AIM OF THE TASK
Copy each entry as it stands, leaving nothing out.

--- start ---

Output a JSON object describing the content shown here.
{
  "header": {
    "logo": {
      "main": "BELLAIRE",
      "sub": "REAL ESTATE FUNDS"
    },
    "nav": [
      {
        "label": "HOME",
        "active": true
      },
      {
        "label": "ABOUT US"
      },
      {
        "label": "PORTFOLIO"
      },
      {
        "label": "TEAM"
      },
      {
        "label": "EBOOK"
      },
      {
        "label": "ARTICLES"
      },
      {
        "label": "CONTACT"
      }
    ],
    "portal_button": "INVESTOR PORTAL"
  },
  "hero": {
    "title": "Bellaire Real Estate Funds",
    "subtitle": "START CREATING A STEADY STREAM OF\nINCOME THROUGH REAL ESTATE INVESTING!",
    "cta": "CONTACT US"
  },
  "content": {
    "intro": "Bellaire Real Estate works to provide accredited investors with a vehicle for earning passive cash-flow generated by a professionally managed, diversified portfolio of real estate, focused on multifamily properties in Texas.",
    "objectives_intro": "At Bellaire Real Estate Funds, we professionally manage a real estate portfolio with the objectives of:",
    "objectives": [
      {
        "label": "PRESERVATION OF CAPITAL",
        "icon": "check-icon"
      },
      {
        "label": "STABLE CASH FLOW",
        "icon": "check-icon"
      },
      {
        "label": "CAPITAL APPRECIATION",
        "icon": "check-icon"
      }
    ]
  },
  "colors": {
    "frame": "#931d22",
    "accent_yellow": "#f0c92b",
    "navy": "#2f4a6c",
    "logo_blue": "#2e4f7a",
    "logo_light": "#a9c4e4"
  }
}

--- end ---

OUTPUT OF THE EXERCISE
Output a JSON object describing the content shown here.
{
  "header": {
    "logo": {
      "main": "BELLAIRE",
      "sub": "REAL ESTATE FUNDS"
    },
    "nav": [
      {
        "label": "HOME",
        "active": true
      },
      {
        "label": "ABOUT US"
      },
      {
        "label": "PORTFOLIO"
      },
      {
        "label": "TEAM"
      },
      {
        "label": "EBOOK"
      },
      {
        "label": "ARTICLES"
      },
      {
        "label": "CONTACT"
      }
    ],
    "portal_button": "INVESTOR PORTAL"
  },
  "hero": {
    "title": "Bellaire Real Estate Funds",
    "subtitle": "START CREATING A STEADY STREAM OF\nINCOME THROUGH REAL ESTATE INVESTING!",
    "cta": "CONTACT US"
  },
  "content": {
    "intro": "Bellaire Real Estate works to provide accredited investors with a vehicle for earning passive cash-flow generated by a professionally managed, diversified portfolio of real estate, focused on multifamily properties in Texas.",
    "objectives_intro": "At Bellaire Real Estate Funds, we professionally manage a real estate portfolio with the objectives of:",
    "objectives": [
      {
        "label": "PRESERVATION OF CAPITAL",
        "icon": "check-icon"
      },
      {
        "label": "STABLE CASH FLOW",
        "icon": "check-icon"
      },
      {
        "label": "CAPITAL APPRECIATION",
        "icon": "check-icon"
      }
    ]
  },
  "colors": {
    "frame": "#931d22",
    "accent_yellow": "#f0c92b",
    "navy": "#2f4a6c",
    "logo_blue": "#2e4f7a",
    "logo_light": "#a9c4e4"
  }
}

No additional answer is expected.